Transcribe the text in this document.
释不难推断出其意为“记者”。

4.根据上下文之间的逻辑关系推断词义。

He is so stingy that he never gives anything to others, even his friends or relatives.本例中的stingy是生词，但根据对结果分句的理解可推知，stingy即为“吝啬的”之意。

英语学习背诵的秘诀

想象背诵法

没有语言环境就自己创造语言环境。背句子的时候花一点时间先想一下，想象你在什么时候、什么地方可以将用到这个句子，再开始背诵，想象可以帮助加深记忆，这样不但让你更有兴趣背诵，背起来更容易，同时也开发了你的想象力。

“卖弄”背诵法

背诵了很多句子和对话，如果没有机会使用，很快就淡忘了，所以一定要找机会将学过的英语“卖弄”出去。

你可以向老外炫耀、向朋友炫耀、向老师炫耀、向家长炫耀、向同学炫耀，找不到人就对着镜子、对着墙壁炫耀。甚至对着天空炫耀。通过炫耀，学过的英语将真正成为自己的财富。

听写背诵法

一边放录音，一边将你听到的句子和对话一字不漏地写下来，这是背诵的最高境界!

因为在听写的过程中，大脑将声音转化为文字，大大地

> Brief: Reproduce the entries above exactly.

> Written solution:
Transcribe the text in this document.
释不难推断出其意为“记者”。

4.根据上下文之间的逻辑关系推断词义。

He is so stingy that he never gives anything to others, even his friends or relatives.本例中的stingy是生词，但根据对结果分句的理解可推知，stingy即为“吝啬的”之意。

英语学习背诵的秘诀

想象背诵法

没有语言环境就自己创造语言环境。背句子的时候花一点时间先想一下，想象你在什么时候、什么地方可以将用到这个句子，再开始背诵，想象可以帮助加深记忆，这样不但让你更有兴趣背诵，背起来更容易，同时也开发了你的想象力。

“卖弄”背诵法

背诵了很多句子和对话，如果没有机会使用，很快就淡忘了，所以一定要找机会将学过的英语“卖弄”出去。

你可以向老外炫耀、向朋友炫耀、向老师炫耀、向家长炫耀、向同学炫耀，找不到人就对着镜子、对着墙壁炫耀。甚至对着天空炫耀。通过炫耀，学过的英语将真正成为自己的财富。

听写背诵法

一边放录音，一边将你听到的句子和对话一字不漏地写下来，这是背诵的最高境界!

因为在听写的过程中，大脑将声音转化为文字，大大地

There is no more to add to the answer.